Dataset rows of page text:

═══

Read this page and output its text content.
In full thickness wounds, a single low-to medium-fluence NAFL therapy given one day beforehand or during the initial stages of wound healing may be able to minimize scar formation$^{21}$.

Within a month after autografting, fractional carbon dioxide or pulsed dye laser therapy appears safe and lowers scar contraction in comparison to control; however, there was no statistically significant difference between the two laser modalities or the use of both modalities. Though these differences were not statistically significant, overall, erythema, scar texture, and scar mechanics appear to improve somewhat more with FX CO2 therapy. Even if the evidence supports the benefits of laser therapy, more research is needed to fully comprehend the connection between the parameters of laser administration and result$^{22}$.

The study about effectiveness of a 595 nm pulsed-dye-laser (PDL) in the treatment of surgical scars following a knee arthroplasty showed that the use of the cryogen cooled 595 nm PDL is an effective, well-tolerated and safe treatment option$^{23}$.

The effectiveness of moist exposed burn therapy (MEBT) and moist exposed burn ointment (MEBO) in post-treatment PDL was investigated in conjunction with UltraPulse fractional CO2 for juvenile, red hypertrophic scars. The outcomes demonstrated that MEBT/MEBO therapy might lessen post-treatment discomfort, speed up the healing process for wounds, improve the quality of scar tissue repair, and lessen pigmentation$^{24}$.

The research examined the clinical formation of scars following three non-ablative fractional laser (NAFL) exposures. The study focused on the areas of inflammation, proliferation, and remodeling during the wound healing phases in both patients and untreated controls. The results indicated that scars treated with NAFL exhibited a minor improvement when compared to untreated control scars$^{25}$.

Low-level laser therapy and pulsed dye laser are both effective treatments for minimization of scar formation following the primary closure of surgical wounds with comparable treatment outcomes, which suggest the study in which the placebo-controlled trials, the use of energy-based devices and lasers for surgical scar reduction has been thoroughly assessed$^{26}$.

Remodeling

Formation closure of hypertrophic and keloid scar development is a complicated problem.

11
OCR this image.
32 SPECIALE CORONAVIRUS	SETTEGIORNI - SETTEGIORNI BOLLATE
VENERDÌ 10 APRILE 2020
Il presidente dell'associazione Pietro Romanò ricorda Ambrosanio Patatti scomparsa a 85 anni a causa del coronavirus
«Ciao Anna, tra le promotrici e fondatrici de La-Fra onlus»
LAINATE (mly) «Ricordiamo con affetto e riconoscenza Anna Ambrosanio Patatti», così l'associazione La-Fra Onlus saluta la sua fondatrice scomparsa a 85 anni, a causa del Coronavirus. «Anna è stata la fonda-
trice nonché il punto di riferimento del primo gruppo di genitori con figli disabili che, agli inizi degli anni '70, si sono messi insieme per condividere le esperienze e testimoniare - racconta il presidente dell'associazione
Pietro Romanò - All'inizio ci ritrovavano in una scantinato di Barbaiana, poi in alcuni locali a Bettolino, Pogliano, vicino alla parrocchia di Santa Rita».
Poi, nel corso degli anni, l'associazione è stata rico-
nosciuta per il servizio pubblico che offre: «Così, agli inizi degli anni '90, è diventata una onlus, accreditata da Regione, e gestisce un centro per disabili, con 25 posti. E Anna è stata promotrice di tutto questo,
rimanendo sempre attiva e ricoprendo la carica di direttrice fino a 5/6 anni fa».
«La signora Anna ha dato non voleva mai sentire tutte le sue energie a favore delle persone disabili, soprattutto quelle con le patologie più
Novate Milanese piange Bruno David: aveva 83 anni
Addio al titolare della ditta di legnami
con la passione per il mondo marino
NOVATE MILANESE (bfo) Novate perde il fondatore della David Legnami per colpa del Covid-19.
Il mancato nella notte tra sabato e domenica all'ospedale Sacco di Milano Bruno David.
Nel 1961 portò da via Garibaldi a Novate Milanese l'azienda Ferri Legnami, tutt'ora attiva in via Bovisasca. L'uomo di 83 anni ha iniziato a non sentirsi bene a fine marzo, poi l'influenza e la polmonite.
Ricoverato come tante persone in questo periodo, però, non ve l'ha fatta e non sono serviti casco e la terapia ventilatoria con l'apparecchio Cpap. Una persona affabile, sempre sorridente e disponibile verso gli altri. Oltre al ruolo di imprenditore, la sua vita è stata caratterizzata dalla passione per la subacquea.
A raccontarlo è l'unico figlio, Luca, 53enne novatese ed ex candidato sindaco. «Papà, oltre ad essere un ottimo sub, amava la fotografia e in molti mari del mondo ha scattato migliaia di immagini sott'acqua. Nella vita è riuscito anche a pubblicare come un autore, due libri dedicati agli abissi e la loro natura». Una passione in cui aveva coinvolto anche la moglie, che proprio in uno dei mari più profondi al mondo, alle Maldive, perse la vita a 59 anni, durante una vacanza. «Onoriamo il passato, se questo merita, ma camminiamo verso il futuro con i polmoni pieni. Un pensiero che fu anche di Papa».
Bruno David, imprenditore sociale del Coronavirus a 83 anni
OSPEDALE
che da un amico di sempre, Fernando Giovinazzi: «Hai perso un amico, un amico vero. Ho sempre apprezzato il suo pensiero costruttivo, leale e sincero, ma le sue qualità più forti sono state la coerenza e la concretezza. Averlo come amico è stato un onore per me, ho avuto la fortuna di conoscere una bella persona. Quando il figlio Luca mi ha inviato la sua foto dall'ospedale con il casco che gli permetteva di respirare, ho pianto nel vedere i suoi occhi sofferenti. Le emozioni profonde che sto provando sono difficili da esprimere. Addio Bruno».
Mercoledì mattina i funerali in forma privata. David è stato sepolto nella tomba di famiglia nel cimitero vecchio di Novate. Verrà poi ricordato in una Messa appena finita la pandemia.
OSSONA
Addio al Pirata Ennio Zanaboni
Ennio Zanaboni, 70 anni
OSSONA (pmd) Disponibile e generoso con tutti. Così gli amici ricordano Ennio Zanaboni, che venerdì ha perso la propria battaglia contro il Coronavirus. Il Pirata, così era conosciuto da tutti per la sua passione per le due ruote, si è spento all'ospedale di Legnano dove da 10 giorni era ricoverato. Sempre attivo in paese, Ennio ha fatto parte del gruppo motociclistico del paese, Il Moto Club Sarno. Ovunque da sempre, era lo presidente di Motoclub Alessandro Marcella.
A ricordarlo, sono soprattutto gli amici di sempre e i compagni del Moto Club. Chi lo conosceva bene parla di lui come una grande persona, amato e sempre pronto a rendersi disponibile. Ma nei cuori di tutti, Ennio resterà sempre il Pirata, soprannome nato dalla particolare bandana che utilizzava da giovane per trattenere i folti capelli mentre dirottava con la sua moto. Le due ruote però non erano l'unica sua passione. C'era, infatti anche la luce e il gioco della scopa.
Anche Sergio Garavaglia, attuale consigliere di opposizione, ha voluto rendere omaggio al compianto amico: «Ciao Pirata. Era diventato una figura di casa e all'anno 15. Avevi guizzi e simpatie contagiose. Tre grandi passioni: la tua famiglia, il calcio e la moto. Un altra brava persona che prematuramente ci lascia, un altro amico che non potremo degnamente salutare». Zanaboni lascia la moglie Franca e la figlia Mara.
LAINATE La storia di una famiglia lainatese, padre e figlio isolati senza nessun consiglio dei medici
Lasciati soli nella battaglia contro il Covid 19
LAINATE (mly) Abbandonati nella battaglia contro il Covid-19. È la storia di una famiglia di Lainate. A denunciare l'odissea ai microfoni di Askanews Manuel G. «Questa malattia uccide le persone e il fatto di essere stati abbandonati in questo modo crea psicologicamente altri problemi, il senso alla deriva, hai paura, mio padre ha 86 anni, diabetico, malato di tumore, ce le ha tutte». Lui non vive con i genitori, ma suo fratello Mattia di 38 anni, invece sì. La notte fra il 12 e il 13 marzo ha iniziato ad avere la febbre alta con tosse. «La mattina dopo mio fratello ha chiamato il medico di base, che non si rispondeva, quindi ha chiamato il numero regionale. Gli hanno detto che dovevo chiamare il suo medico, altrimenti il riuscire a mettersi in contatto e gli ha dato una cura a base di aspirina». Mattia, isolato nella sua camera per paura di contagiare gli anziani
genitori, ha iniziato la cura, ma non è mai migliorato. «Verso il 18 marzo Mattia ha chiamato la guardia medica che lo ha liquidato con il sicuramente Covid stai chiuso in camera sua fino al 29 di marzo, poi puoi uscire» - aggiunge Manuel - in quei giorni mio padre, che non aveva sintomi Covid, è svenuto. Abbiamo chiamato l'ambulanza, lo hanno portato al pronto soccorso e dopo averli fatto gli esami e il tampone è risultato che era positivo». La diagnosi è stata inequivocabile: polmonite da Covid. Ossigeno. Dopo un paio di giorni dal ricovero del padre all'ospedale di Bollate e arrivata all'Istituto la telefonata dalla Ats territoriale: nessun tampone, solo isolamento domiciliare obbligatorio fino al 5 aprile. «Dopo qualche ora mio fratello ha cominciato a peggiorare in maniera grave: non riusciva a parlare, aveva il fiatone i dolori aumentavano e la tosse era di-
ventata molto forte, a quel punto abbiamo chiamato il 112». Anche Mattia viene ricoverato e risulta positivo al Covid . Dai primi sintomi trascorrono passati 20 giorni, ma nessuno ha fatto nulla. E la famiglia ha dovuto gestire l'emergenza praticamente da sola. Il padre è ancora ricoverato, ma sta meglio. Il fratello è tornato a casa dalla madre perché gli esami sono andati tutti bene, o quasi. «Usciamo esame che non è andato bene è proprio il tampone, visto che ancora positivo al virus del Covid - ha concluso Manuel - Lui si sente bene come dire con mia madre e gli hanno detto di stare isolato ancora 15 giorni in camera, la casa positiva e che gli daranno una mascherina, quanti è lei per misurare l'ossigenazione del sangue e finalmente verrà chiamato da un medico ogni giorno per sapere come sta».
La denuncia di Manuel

═══

» ACTIVITY:
In the data above, find each line that has the word "ruote" and copy it out.

» COMPLETED EXERCISE:
OSSONA (pmd) Disponibile e generoso con tutti. Così gli amici ricordano Ennio Zanaboni, che venerdì ha perso la propria battaglia contro il Coronavirus. Il Pirata, così era conosciuto da tutti per la sua passione per le due ruote, si è spento all'ospedale di Legnano dove da 10 giorni era ricoverato. Sempre attivo in paese, Ennio ha fatto parte del gruppo motociclistico del paese, Il Moto Club Sarno. Ovunque da sempre, era lo presidente di Motoclub Alessandro Marcella.
A ricordarlo, sono soprattutto gli amici di sempre e i compagni del Moto Club. Chi lo conosceva bene parla di lui come una grande persona, amato e sempre pronto a rendersi disponibile. Ma nei cuori di tutti, Ennio resterà sempre il Pirata, soprannome nato dalla particolare bandana che utilizzava da giovane per trattenere i folti capelli mentre dirottava con la sua moto. Le due ruote però non erano l'unica sua passione. C'era, infatti anche la luce e il gioco della scopa.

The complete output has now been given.